--- start ---

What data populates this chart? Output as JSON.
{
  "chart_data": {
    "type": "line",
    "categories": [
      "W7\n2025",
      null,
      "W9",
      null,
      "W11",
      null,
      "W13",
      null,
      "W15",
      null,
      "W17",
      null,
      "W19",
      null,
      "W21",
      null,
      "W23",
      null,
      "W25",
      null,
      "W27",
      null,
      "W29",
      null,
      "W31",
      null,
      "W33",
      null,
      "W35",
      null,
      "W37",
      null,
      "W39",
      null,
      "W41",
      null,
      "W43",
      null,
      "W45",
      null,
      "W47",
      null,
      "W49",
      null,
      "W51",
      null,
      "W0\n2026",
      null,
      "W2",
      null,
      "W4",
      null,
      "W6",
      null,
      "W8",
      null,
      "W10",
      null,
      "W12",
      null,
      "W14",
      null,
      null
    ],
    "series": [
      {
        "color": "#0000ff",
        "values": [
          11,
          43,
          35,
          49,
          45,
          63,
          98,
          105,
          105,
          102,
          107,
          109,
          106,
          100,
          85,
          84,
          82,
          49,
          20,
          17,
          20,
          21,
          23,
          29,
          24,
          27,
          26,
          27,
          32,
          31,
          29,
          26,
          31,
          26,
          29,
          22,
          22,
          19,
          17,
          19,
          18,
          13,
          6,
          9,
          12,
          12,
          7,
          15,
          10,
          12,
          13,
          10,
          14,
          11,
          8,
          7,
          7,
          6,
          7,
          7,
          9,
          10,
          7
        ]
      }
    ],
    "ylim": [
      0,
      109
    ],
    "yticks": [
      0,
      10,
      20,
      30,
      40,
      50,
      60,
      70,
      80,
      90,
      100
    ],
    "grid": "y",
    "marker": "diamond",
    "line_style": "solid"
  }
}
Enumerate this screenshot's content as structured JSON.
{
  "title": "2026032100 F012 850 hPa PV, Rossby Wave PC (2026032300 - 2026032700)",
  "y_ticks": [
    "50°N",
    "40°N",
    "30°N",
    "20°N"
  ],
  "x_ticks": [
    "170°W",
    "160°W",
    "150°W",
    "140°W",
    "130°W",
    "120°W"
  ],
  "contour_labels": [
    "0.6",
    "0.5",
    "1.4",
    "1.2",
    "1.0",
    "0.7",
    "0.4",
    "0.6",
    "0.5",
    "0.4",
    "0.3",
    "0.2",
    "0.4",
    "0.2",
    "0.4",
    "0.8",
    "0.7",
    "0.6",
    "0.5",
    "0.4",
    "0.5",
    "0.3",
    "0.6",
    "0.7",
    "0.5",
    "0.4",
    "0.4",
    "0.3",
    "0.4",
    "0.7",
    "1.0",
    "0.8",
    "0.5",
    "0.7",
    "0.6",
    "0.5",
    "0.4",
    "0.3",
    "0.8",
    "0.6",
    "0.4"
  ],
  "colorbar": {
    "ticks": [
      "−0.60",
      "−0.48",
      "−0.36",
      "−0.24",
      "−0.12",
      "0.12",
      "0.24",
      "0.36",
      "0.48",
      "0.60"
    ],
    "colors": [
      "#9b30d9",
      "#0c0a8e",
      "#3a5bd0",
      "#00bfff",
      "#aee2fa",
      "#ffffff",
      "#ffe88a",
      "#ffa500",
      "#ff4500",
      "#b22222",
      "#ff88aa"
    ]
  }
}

--- end ---

§ **Exercise**: Gather every line containing the word "JSON" and copy it.

§ **Expected answer**:
What data populates this chart? Output as JSON.
Enumerate this screenshot's content as structured JSON.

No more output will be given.